### Task statement
In the copy, include every entry exactly but none of the pictures.

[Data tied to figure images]
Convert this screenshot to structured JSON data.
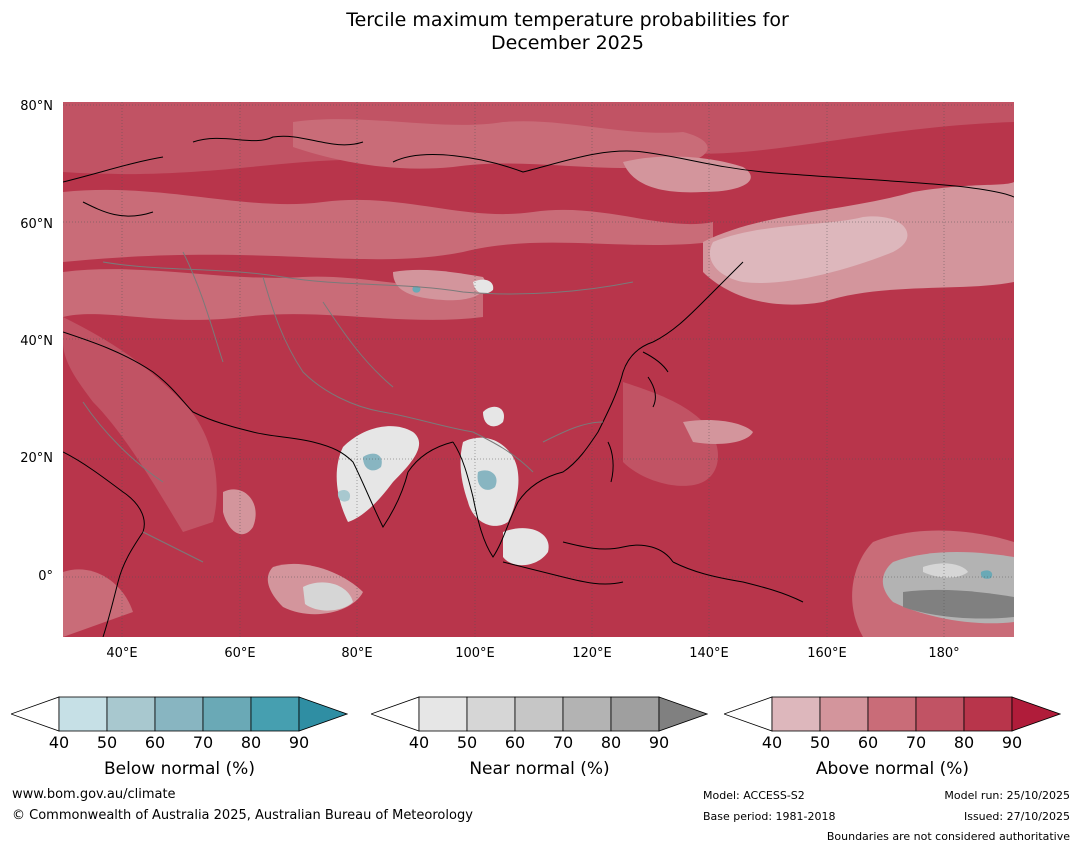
{
  "title_line1": "Tercile maximum temperature probabilities for",
  "title_line2": "December 2025",
  "map": {
    "lat_labels": [
      "80°N",
      "60°N",
      "40°N",
      "20°N",
      "0°"
    ],
    "lon_labels": [
      "40°E",
      "60°E",
      "80°E",
      "100°E",
      "120°E",
      "140°E",
      "160°E",
      "180°"
    ],
    "colors": {
      "above": [
        "#ddb7bc",
        "#d3959c",
        "#c96c78",
        "#c15364",
        "#b8354b",
        "#b01c3a"
      ],
      "near": [
        "#e6e6e6",
        "#d6d6d6",
        "#c6c6c6",
        "#b3b3b3",
        "#9f9f9f",
        "#808080"
      ],
      "below": [
        "#c6e0e6",
        "#a8c8cf",
        "#88b5c1",
        "#6aa9b6",
        "#469fb0",
        "#2f8ea3"
      ]
    }
  },
  "colorbars": [
    {
      "label": "Below normal (%)",
      "ticks": [
        "40",
        "50",
        "60",
        "70",
        "80",
        "90"
      ],
      "colors": [
        "#c6e0e6",
        "#a8c8cf",
        "#88b5c1",
        "#6aa9b6",
        "#469fb0",
        "#2f8ea3"
      ]
    },
    {
      "label": "Near normal (%)",
      "ticks": [
        "40",
        "50",
        "60",
        "70",
        "80",
        "90"
      ],
      "colors": [
        "#e6e6e6",
        "#d6d6d6",
        "#c6c6c6",
        "#b3b3b3",
        "#9f9f9f",
        "#808080"
      ]
    },
    {
      "label": "Above normal (%)",
      "ticks": [
        "40",
        "50",
        "60",
        "70",
        "80",
        "90"
      ],
      "colors": [
        "#ddb7bc",
        "#d3959c",
        "#c96c78",
        "#c15364",
        "#b8354b",
        "#b01c3a"
      ]
    }
  ],
  "footer": {
    "website": "www.bom.gov.au/climate",
    "copyright": "© Commonwealth of Australia 2025, Australian Bureau of Meteorology",
    "model": "Model: ACCESS-S2",
    "base_period": "Base period: 1981-2018",
    "model_run": "Model run: 25/10/2025",
    "issued": "Issued: 27/10/2025",
    "disclaimer": "Boundaries are not considered authoritative"
  }
}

### The result
Convert this screenshot to structured JSON data.
{
  "title_line1": "Tercile maximum temperature probabilities for",
  "title_line2": "December 2025",
  "map": {
    "lat_labels": [
      "80°N",
      "60°N",
      "40°N",
      "20°N",
      "0°"
    ],
    "lon_labels": [
      "40°E",
      "60°E",
      "80°E",
      "100°E",
      "120°E",
      "140°E",
      "160°E",
      "180°"
    ],
    "colors": {
      "above": [
        "#ddb7bc",
        "#d3959c",
        "#c96c78",
        "#c15364",
        "#b8354b",
        "#b01c3a"
      ],
      "near": [
        "#e6e6e6",
        "#d6d6d6",
        "#c6c6c6",
        "#b3b3b3",
        "#9f9f9f",
        "#808080"
      ],
      "below": [
        "#c6e0e6",
        "#a8c8cf",
        "#88b5c1",
        "#6aa9b6",
        "#469fb0",
        "#2f8ea3"
      ]
    }
  },
  "colorbars": [
    {
      "label": "Below normal (%)",
      "ticks": [
        "40",
        "50",
        "60",
        "70",
        "80",
        "90"
      ],
      "colors": [
        "#c6e0e6",
        "#a8c8cf",
        "#88b5c1",
        "#6aa9b6",
        "#469fb0",
        "#2f8ea3"
      ]
    },
    {
      "label": "Near normal (%)",
      "ticks": [
        "40",
        "50",
        "60",
        "70",
        "80",
        "90"
      ],
      "colors": [
        "#e6e6e6",
        "#d6d6d6",
        "#c6c6c6",
        "#b3b3b3",
        "#9f9f9f",
        "#808080"
      ]
    },
    {
      "label": "Above normal (%)",
      "ticks": [
        "40",
        "50",
        "60",
        "70",
        "80",
        "90"
      ],
      "colors": [
        "#ddb7bc",
        "#d3959c",
        "#c96c78",
        "#c15364",
        "#b8354b",
        "#b01c3a"
      ]
    }
  ],
  "footer": {
    "website": "www.bom.gov.au/climate",
    "copyright": "© Commonwealth of Australia 2025, Australian Bureau of Meteorology",
    "model": "Model: ACCESS-S2",
    "base_period": "Base period: 1981-2018",
    "model_run": "Model run: 25/10/2025",
    "issued": "Issued: 27/10/2025",
    "disclaimer": "Boundaries are not considered authoritative"
  }
}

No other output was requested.